[Record excerpts start]

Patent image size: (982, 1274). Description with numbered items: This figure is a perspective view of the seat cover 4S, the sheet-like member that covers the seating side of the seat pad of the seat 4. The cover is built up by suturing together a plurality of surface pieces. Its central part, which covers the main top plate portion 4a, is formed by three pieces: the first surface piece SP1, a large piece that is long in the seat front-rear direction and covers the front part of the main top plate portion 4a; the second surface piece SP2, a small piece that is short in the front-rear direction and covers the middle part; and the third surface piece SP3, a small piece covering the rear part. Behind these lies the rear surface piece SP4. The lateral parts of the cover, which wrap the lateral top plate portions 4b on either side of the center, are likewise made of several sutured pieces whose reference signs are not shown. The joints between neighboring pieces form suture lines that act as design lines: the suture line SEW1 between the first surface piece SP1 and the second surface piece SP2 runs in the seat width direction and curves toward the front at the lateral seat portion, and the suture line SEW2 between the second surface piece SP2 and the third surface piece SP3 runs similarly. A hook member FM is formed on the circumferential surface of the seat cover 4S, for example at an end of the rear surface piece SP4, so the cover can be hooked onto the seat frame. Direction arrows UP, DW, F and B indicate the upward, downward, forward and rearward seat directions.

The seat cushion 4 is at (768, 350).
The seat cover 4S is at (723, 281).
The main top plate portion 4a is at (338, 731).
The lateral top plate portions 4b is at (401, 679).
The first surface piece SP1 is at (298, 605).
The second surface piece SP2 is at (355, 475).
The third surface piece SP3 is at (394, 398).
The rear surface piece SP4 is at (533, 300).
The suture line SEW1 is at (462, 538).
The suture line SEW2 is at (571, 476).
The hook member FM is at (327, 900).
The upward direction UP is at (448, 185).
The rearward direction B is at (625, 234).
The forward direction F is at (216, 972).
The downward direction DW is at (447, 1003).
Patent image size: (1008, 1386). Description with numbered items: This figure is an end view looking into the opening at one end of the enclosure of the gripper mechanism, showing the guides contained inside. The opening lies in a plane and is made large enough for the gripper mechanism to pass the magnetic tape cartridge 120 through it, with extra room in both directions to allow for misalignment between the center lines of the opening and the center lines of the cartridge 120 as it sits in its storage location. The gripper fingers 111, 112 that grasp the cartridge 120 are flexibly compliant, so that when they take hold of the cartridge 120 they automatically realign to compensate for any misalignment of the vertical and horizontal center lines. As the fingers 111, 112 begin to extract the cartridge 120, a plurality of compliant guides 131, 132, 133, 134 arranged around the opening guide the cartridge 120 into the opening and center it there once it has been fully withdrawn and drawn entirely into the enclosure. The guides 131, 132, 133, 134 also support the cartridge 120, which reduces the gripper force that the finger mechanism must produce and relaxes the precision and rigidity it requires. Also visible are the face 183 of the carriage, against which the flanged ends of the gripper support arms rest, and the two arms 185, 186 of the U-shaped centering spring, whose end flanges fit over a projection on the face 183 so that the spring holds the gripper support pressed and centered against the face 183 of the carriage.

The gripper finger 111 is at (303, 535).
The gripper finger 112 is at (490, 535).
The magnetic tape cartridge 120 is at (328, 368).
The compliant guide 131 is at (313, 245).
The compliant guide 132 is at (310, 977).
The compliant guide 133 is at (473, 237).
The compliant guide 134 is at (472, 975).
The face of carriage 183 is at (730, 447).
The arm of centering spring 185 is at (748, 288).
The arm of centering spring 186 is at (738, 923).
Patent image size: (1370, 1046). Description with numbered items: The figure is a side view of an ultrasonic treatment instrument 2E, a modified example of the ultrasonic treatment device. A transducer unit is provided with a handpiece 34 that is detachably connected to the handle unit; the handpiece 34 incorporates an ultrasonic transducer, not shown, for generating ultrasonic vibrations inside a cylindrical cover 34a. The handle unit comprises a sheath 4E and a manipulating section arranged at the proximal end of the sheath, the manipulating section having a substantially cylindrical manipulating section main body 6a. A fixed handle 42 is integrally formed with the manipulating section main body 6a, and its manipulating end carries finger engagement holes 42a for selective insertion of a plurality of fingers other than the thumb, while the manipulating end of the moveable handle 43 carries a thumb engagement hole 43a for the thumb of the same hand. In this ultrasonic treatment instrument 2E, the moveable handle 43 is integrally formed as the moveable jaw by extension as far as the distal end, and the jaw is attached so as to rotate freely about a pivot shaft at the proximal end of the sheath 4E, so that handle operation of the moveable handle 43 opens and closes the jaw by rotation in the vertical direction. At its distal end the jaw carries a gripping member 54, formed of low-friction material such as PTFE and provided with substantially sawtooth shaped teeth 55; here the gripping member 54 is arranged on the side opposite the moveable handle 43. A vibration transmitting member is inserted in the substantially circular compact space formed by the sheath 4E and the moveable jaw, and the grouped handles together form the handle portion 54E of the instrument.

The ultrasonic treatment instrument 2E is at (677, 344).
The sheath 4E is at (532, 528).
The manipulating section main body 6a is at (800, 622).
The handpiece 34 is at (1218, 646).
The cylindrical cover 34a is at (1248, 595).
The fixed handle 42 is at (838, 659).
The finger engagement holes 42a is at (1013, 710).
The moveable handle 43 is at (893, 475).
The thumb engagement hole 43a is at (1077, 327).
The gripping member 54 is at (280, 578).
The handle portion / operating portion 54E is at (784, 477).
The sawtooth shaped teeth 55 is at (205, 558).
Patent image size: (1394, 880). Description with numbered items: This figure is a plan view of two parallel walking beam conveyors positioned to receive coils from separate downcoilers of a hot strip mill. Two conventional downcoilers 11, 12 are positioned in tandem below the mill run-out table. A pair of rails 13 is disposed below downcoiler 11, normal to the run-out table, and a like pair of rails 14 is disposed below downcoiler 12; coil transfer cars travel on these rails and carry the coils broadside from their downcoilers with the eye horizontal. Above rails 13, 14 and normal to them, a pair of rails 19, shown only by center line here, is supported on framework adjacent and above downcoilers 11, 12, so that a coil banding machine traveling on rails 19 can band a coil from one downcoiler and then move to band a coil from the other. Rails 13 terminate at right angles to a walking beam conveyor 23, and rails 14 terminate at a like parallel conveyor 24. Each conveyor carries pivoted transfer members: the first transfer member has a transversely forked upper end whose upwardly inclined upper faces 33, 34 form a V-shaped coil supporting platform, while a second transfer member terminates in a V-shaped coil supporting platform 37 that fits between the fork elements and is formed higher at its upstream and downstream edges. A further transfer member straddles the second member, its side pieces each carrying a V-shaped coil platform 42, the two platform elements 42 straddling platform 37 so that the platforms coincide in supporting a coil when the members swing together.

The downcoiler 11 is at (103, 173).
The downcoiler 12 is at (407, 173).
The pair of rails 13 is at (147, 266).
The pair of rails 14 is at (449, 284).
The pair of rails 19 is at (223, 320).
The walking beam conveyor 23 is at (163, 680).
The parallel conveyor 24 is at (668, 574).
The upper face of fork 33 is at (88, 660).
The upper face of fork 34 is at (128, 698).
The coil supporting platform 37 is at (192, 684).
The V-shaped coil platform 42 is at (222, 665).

[Record excerpts end]

> **Aim**
Write out every one of the items above word for word.

> **Complete answer**
Patent image size: (982, 1274). Description with numbered items: This figure is a perspective view of the seat cover 4S, the sheet-like member that covers the seating side of the seat pad of the seat 4. The cover is built up by suturing together a plurality of surface pieces. Its central part, which covers the main top plate portion 4a, is formed by three pieces: the first surface piece SP1, a large piece that is long in the seat front-rear direction and covers the front part of the main top plate portion 4a; the second surface piece SP2, a small piece that is short in the front-rear direction and covers the middle part; and the third surface piece SP3, a small piece covering the rear part. Behind these lies the rear surface piece SP4. The lateral parts of the cover, which wrap the lateral top plate portions 4b on either side of the center, are likewise made of several sutured pieces whose reference signs are not shown. The joints between neighboring pieces form suture lines that act as design lines: the suture line SEW1 between the first surface piece SP1 and the second surface piece SP2 runs in the seat width direction and curves toward the front at the lateral seat portion, and the suture line SEW2 between the second surface piece SP2 and the third surface piece SP3 runs similarly. A hook member FM is formed on the circumferential surface of the seat cover 4S, for example at an end of the rear surface piece SP4, so the cover can be hooked onto the seat frame. Direction arrows UP, DW, F and B indicate the upward, downward, forward and rearward seat directions.

The seat cushion 4 is at (768, 350).
The seat cover 4S is at (723, 281).
The main top plate portion 4a is at (338, 731).
The lateral top plate portions 4b is at (401, 679).
The first surface piece SP1 is at (298, 605).
The second surface piece SP2 is at (355, 475).
The third surface piece SP3 is at (394, 398).
The rear surface piece SP4 is at (533, 300).
The suture line SEW1 is at (462, 538).
The suture line SEW2 is at (571, 476).
The hook member FM is at (327, 900).
The upward direction UP is at (448, 185).
The rearward direction B is at (625, 234).
The forward direction F is at (216, 972).
The downward direction DW is at (447, 1003).
Patent image size: (1008, 1386). Description with numbered items: This figure is an end view looking into the opening at one end of the enclosure of the gripper mechanism, showing the guides contained inside. The opening lies in a plane and is made large enough for the gripper mechanism to pass the magnetic tape cartridge 120 through it, with extra room in both directions to allow for misalignment between the center lines of the opening and the center lines of the cartridge 120 as it sits in its storage location. The gripper fingers 111, 112 that grasp the cartridge 120 are flexibly compliant, so that when they take hold of the cartridge 120 they automatically realign to compensate for any misalignment of the vertical and horizontal center lines. As the fingers 111, 112 begin to extract the cartridge 120, a plurality of compliant guides 131, 132, 133, 134 arranged around the opening guide the cartridge 120 into the opening and center it there once it has been fully withdrawn and drawn entirely into the enclosure. The guides 131, 132, 133, 134 also support the cartridge 120, which reduces the gripper force that the finger mechanism must produce and relaxes the precision and rigidity it requires. Also visible are the face 183 of the carriage, against which the flanged ends of the gripper support arms rest, and the two arms 185, 186 of the U-shaped centering spring, whose end flanges fit over a projection on the face 183 so that the spring holds the gripper support pressed and centered against the face 183 of the carriage.

The gripper finger 111 is at (303, 535).
The gripper finger 112 is at (490, 535).
The magnetic tape cartridge 120 is at (328, 368).
The compliant guide 131 is at (313, 245).
The compliant guide 132 is at (310, 977).
The compliant guide 133 is at (473, 237).
The compliant guide 134 is at (472, 975).
The face of carriage 183 is at (730, 447).
The arm of centering spring 185 is at (748, 288).
The arm of centering spring 186 is at (738, 923).
Patent image size: (1370, 1046). Description with numbered items: The figure is a side view of an ultrasonic treatment instrument 2E, a modified example of the ultrasonic treatment device. A transducer unit is provided with a handpiece 34 that is detachably connected to the handle unit; the handpiece 34 incorporates an ultrasonic transducer, not shown, for generating ultrasonic vibrations inside a cylindrical cover 34a. The handle unit comprises a sheath 4E and a manipulating section arranged at the proximal end of the sheath, the manipulating section having a substantially cylindrical manipulating section main body 6a. A fixed handle 42 is integrally formed with the manipulating section main body 6a, and its manipulating end carries finger engagement holes 42a for selective insertion of a plurality of fingers other than the thumb, while the manipulating end of the moveable handle 43 carries a thumb engagement hole 43a for the thumb of the same hand. In this ultrasonic treatment instrument 2E, the moveable handle 43 is integrally formed as the moveable jaw by extension as far as the distal end, and the jaw is attached so as to rotate freely about a pivot shaft at the proximal end of the sheath 4E, so that handle operation of the moveable handle 43 opens and closes the jaw by rotation in the vertical direction. At its distal end the jaw carries a gripping member 54, formed of low-friction material such as PTFE and provided with substantially sawtooth shaped teeth 55; here the gripping member 54 is arranged on the side opposite the moveable handle 43. A vibration transmitting member is inserted in the substantially circular compact space formed by the sheath 4E and the moveable jaw, and the grouped handles together form the handle portion 54E of the instrument.

The ultrasonic treatment instrument 2E is at (677, 344).
The sheath 4E is at (532, 528).
The manipulating section main body 6a is at (800, 622).
The handpiece 34 is at (1218, 646).
The cylindrical cover 34a is at (1248, 595).
The fixed handle 42 is at (838, 659).
The finger engagement holes 42a is at (1013, 710).
The moveable handle 43 is at (893, 475).
The thumb engagement hole 43a is at (1077, 327).
The gripping member 54 is at (280, 578).
The handle portion / operating portion 54E is at (784, 477).
The sawtooth shaped teeth 55 is at (205, 558).
Patent image size: (1394, 880). Description with numbered items: This figure is a plan view of two parallel walking beam conveyors positioned to receive coils from separate downcoilers of a hot strip mill. Two conventional downcoilers 11, 12 are positioned in tandem below the mill run-out table. A pair of rails 13 is disposed below downcoiler 11, normal to the run-out table, and a like pair of rails 14 is disposed below downcoiler 12; coil transfer cars travel on these rails and carry the coils broadside from their downcoilers with the eye horizontal. Above rails 13, 14 and normal to them, a pair of rails 19, shown only by center line here, is supported on framework adjacent and above downcoilers 11, 12, so that a coil banding machine traveling on rails 19 can band a coil from one downcoiler and then move to band a coil from the other. Rails 13 terminate at right angles to a walking beam conveyor 23, and rails 14 terminate at a like parallel conveyor 24. Each conveyor carries pivoted transfer members: the first transfer member has a transversely forked upper end whose upwardly inclined upper faces 33, 34 form a V-shaped coil supporting platform, while a second transfer member terminates in a V-shaped coil supporting platform 37 that fits between the fork elements and is formed higher at its upstream and downstream edges. A further transfer member straddles the second member, its side pieces each carrying a V-shaped coil platform 42, the two platform elements 42 straddling platform 37 so that the platforms coincide in supporting a coil when the members swing together.

The downcoiler 11 is at (103, 173).
The downcoiler 12 is at (407, 173).
The pair of rails 13 is at (147, 266).
The pair of rails 14 is at (449, 284).
The pair of rails 19 is at (223, 320).
The walking beam conveyor 23 is at (163, 680).
The parallel conveyor 24 is at (668, 574).
The upper face of fork 33 is at (88, 660).
The upper face of fork 34 is at (128, 698).
The coil supporting platform 37 is at (192, 684).
The V-shaped coil platform 42 is at (222, 665).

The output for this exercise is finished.